Copy, in full, each line of the material that holds the word "ylabel".

start

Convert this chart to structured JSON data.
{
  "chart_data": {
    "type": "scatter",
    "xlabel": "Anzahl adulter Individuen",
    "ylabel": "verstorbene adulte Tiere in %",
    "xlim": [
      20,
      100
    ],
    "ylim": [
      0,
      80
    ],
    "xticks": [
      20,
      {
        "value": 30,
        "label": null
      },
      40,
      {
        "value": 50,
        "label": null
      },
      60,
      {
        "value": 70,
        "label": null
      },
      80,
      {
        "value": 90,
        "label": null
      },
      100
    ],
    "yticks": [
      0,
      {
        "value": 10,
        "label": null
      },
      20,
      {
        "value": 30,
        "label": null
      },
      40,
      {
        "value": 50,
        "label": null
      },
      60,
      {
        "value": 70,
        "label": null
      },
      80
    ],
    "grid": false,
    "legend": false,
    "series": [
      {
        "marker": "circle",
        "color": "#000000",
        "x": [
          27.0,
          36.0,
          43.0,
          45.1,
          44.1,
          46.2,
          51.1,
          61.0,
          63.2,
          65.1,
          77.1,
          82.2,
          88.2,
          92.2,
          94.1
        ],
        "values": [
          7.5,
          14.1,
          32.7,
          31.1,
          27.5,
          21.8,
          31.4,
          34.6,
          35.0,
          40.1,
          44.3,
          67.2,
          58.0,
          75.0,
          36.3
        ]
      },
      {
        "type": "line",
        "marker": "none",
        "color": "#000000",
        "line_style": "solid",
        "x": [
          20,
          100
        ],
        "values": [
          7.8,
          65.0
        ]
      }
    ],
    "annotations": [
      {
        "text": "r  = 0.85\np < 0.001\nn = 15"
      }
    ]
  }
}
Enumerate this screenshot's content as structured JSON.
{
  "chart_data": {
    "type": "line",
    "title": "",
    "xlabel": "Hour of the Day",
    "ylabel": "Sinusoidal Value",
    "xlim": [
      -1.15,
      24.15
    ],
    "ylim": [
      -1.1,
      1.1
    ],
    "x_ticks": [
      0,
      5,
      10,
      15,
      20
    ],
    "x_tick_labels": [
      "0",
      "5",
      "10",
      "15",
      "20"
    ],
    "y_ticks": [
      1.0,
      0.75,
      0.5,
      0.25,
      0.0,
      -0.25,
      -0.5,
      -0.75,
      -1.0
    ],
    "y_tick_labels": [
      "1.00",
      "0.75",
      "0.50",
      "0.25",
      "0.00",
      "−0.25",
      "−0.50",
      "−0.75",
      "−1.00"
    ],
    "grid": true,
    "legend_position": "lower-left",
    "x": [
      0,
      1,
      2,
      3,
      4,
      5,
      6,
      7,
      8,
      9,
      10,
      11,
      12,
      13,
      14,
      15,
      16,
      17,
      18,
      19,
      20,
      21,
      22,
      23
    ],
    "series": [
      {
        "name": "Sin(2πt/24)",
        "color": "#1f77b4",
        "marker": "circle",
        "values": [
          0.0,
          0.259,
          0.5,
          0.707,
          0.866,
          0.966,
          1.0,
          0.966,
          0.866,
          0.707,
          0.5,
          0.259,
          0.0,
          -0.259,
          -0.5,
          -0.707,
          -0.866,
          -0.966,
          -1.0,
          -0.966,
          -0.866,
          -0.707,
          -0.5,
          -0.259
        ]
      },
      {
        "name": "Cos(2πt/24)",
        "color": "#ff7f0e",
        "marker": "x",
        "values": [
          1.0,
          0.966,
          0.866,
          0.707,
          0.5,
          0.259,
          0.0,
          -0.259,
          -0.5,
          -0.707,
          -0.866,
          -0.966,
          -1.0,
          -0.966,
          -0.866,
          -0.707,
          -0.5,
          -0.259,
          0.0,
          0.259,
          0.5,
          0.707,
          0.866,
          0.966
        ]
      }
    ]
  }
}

end

• Solution
    "ylabel": "verstorbene adulte Tiere in %",
    "ylabel": "Sinusoidal Value",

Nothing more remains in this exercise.